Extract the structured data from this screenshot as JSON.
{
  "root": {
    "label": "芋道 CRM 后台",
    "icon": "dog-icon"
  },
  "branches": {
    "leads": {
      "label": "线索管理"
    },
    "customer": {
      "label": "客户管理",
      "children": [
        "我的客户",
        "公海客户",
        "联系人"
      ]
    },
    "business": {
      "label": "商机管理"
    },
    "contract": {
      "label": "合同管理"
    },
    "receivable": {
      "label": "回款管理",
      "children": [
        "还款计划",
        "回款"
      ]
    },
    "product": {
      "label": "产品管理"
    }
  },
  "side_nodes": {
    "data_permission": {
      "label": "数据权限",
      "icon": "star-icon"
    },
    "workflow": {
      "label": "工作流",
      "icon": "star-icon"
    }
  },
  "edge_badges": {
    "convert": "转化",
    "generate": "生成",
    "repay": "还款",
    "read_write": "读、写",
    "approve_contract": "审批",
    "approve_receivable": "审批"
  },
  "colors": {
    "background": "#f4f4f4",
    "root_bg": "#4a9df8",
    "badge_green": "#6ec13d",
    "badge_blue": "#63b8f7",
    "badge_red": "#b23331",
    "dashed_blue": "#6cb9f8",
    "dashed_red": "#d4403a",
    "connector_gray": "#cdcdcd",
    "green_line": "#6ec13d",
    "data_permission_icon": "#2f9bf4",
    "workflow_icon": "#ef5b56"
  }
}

→ **Stated goal**
Quote the whole listing above, leaving nothing out.

→ **Expected answer**
Extract the structured data from this screenshot as JSON.
{
  "root": {
    "label": "芋道 CRM 后台",
    "icon": "dog-icon"
  },
  "branches": {
    "leads": {
      "label": "线索管理"
    },
    "customer": {
      "label": "客户管理",
      "children": [
        "我的客户",
        "公海客户",
        "联系人"
      ]
    },
    "business": {
      "label": "商机管理"
    },
    "contract": {
      "label": "合同管理"
    },
    "receivable": {
      "label": "回款管理",
      "children": [
        "还款计划",
        "回款"
      ]
    },
    "product": {
      "label": "产品管理"
    }
  },
  "side_nodes": {
    "data_permission": {
      "label": "数据权限",
      "icon": "star-icon"
    },
    "workflow": {
      "label": "工作流",
      "icon": "star-icon"
    }
  },
  "edge_badges": {
    "convert": "转化",
    "generate": "生成",
    "repay": "还款",
    "read_write": "读、写",
    "approve_contract": "审批",
    "approve_receivable": "审批"
  },
  "colors": {
    "background": "#f4f4f4",
    "root_bg": "#4a9df8",
    "badge_green": "#6ec13d",
    "badge_blue": "#63b8f7",
    "badge_red": "#b23331",
    "dashed_blue": "#6cb9f8",
    "dashed_red": "#d4403a",
    "connector_gray": "#cdcdcd",
    "green_line": "#6ec13d",
    "data_permission_icon": "#2f9bf4",
    "workflow_icon": "#ef5b56"
  }
}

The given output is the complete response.